• [Passage given]:
-- start --

Tecklenberg (aka Vaasili) v The the Queen

Case

[2022] NZHC 1016

12 May 2022

No judgment structure available for this case.

IN THE HIGH COURT OF NEW ZEALAND WHANGAREI REGISTRY

I TE KŌTI MATUA O AOTEAROA WHANGĀREI-TERENGA-PARĀOA ROHE

CRI-2022-488-0014

[2022] NZHC 1016

BETWEEN

JULIA ELIZABETH ELLENOR

TECKLENBERG (ALSO KNOWN AS JULIA VAASILI)
Appellant

AND

THE QUEEN

Respondent

Hearing: 10 May 2022

Appearances:

A M Courtney for Appellant C S Taylor for Respondent

Judgment:

12 May 2022


JUDGMENT OF PETERS J


This judgment was delivered by Justice Peters on 12 May 2022 at 2.30 pm pursuant to r 11.5 of the High Court Rules

Registrar/Deputy Registrar Date: ...................................

Solicitors:           Courtney Legal, Kaitaia

Marsden Woods Inskip Smith, Crown Solicitor, Whangārei

TECKLENBERG v R [2022] NZHC 1016 [12 May 2022]

[1]    Following a Judge-alone trial before Judge Orchard on 26 October 2021, the appellant, Ms Tecklenberg, was convicted of being an accessory after the fact of robbery.1 On 16 February 2022, the Judge sentenced Ms Tecklenberg to 80 hours’ community work and nine months’ supervision.2

[2]Ms Tecklenberg appeals against both conviction and sentence.

-- end --

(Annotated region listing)

-- start --

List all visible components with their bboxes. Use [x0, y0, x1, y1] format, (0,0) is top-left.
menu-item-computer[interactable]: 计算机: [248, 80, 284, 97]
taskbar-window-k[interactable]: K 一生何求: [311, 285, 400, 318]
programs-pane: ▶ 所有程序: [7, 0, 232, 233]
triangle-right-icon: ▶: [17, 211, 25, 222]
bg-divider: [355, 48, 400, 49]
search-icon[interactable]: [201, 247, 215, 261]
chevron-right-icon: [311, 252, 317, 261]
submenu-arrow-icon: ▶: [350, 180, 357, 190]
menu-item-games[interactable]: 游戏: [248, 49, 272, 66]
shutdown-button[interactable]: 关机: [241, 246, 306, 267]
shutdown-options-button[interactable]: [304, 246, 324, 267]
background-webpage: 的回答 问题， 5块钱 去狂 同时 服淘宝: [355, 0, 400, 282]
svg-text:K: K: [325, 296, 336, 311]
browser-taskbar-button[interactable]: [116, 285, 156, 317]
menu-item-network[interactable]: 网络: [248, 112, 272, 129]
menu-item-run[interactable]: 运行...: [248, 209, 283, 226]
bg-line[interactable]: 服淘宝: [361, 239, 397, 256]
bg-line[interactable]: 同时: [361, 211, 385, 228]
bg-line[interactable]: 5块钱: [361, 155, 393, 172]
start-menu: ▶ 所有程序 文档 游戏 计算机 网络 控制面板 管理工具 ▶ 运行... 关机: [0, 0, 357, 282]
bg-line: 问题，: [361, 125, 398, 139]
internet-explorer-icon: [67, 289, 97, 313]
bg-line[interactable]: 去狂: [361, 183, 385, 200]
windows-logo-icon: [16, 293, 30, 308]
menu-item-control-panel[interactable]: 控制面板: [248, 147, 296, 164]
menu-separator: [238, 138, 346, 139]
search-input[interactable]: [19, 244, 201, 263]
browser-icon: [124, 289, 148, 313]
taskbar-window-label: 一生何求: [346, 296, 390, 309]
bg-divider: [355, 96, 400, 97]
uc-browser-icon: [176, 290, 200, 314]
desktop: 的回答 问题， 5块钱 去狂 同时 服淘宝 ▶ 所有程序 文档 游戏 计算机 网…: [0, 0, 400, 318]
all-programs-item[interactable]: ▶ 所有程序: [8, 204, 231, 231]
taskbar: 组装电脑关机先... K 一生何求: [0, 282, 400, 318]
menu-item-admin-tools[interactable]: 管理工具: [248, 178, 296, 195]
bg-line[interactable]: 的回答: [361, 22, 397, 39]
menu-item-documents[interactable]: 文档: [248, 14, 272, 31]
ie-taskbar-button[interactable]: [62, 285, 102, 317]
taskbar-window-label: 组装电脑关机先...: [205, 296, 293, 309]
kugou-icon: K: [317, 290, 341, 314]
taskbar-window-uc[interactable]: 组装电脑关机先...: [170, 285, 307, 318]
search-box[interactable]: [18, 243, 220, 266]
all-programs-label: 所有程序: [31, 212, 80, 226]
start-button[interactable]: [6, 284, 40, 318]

-- end --

• [Your tasks]:
- a) Please give the listing as a numbered list, starting with its first line and going on through the line with "internet-explorer-icon: [67, 289, 97, 313]", and leave out any blank lines.
- b) Carry the Tecklenberg judgment on from its last sentence.
The Tecklenberg judgment and the listing have nothing to do with each other.

• [Replies]:
- a)
1. List all visible components with their bboxes. Use [x0, y0, x1, y1] format, (0,0) is top-left.
2. menu-item-computer[interactable]: 计算机: [248, 80, 284, 97]
3. taskbar-window-k[interactable]: K 一生何求: [311, 285, 400, 318]
4. programs-pane: ▶ 所有程序: [7, 0, 232, 233]
5. triangle-right-icon: ▶: [17, 211, 25, 222]
6. bg-divider: [355, 48, 400, 49]
7. search-icon[interactable]: [201, 247, 215, 261]
8. chevron-right-icon: [311, 252, 317, 261]
9. submenu-arrow-icon: ▶: [350, 180, 357, 190]
10. menu-item-games[interactable]: 游戏: [248, 49, 272, 66]
11. shutdown-button[interactable]: 关机: [241, 246, 306, 267]
12. shutdown-options-button[interactable]: [304, 246, 324, 267]
13. background-webpage: 的回答 问题， 5块钱 去狂 同时 服淘宝: [355, 0, 400, 282]
14. svg-text:K: K: [325, 296, 336, 311]
15. browser-taskbar-button[interactable]: [116, 285, 156, 317]
16. menu-item-network[interactable]: 网络: [248, 112, 272, 129]
17. menu-item-run[interactable]: 运行...: [248, 209, 283, 226]
18. bg-line[interactable]: 服淘宝: [361, 239, 397, 256]
19. bg-line[interactable]: 同时: [361, 211, 385, 228]
20. bg-line[interactable]: 5块钱: [361, 155, 393, 172]
21. start-menu: ▶ 所有程序 文档 游戏 计算机 网络 控制面板 管理工具 ▶ 运行... 关机: [0, 0, 357, 282]
22. bg-line: 问题，: [361, 125, 398, 139]
23. internet-explorer-icon: [67, 289, 97, 313]

- b)
Appeal against conviction

[3]    I must allow the appeal against conviction if satisfied a miscarriage of justice has occurred in the sense of s 232(4) Criminal Procedure Act 2011, whether because the trial Judge erred in her assessment of the evidence or otherwise.

[4]    An appeal against conviction following a Judge-alone trial is conducted by way of rehearing, but it is for the appellant to show an error has been made. In assessing whether there has been an error, the appellate court must take account of any advantages the trial Judge may have had. If the challenge is to credibility findings based on contested oral evidence, an appellate court will exercise caution because of particular advantages the trial Judge derives from hearing the evidence.3

Appeal against sentence

[5]    I must allow the appeal against sentence if satisfied there is an error in the sentence imposed and a different sentence should be imposed.4 I must dismiss the appeal in any other case. The Court does not simply substitute its own view for that of the original sentencing Judge.5 Rather, it must be shown the sentence is manifestly excessive or wrong in principle.6 The focus is on the end sentence, rather than the process by which the sentence was reached.7


1      R v Vaasili [2021] NZDC 20883.

2      R v Vaasili [2022] NZDC 4094.

3      Sena v Police [2019] NZSC 55 at [38].

4      Criminal Procedure Act 2011, s 250(2).

5      Tutakangahau v R [2014] NZCA 279, [2014] 3 NZLR 482 at [30].

6      Te Aho v R [2013] NZCA 47 at [30]; and Tutakangahau v R, above n 5, at [30]–[35].

7      Tutakangahau v R, above n 5, at [36].

Facts

[6]    On the evening of 13 September 2019, the complainant, M, won the jackpot ($999.90) on pokie machines at a bar in Kaitaia. Ms Tecklenberg and another person, Mr Paora, and many others were also present in the bar. The gist of evidence was that the  machine  lights  up  and  makes  a  noise  when  someone  wins.  The  gist  of  Ms Tecklenberg’s evidence was that she knew of M’s success, as would everyone present in the bar.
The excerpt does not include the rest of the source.